Begin Data provided
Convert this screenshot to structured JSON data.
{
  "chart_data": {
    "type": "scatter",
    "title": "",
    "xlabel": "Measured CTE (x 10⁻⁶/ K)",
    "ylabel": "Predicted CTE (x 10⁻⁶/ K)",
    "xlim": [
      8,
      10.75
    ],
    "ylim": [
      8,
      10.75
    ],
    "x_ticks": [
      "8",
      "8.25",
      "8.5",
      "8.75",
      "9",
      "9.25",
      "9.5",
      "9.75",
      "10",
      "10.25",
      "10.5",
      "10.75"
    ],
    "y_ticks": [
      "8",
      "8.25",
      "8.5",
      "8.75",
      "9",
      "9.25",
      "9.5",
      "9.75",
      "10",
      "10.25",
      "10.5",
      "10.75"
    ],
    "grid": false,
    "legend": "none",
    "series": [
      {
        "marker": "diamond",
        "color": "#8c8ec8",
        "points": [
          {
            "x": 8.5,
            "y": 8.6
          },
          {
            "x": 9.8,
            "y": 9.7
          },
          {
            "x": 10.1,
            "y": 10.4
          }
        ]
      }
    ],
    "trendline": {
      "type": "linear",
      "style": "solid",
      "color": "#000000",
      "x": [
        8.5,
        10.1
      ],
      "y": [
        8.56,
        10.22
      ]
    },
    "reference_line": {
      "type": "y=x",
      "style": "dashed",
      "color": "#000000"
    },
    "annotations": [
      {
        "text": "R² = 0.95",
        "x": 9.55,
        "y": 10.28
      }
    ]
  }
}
End Data provided
Your task is to repeat the data exactly; please include every line.

■ **Expected answer**:
Convert this screenshot to structured JSON data.
{
  "chart_data": {
    "type": "scatter",
    "title": "",
    "xlabel": "Measured CTE (x 10⁻⁶/ K)",
    "ylabel": "Predicted CTE (x 10⁻⁶/ K)",
    "xlim": [
      8,
      10.75
    ],
    "ylim": [
      8,
      10.75
    ],
    "x_ticks": [
      "8",
      "8.25",
      "8.5",
      "8.75",
      "9",
      "9.25",
      "9.5",
      "9.75",
      "10",
      "10.25",
      "10.5",
      "10.75"
    ],
    "y_ticks": [
      "8",
      "8.25",
      "8.5",
      "8.75",
      "9",
      "9.25",
      "9.5",
      "9.75",
      "10",
      "10.25",
      "10.5",
      "10.75"
    ],
    "grid": false,
    "legend": "none",
    "series": [
      {
        "marker": "diamond",
        "color": "#8c8ec8",
        "points": [
          {
            "x": 8.5,
            "y": 8.6
          },
          {
            "x": 9.8,
            "y": 9.7
          },
          {
            "x": 10.1,
            "y": 10.4
          }
        ]
      }
    ],
    "trendline": {
      "type": "linear",
      "style": "solid",
      "color": "#000000",
      "x": [
        8.5,
        10.1
      ],
      "y": [
        8.56,
        10.22
      ]
    },
    "reference_line": {
      "type": "y=x",
      "style": "dashed",
      "color": "#000000"
    },
    "annotations": [
      {
        "text": "R² = 0.95",
        "x": 9.55,
        "y": 10.28
      }
    ]
  }
}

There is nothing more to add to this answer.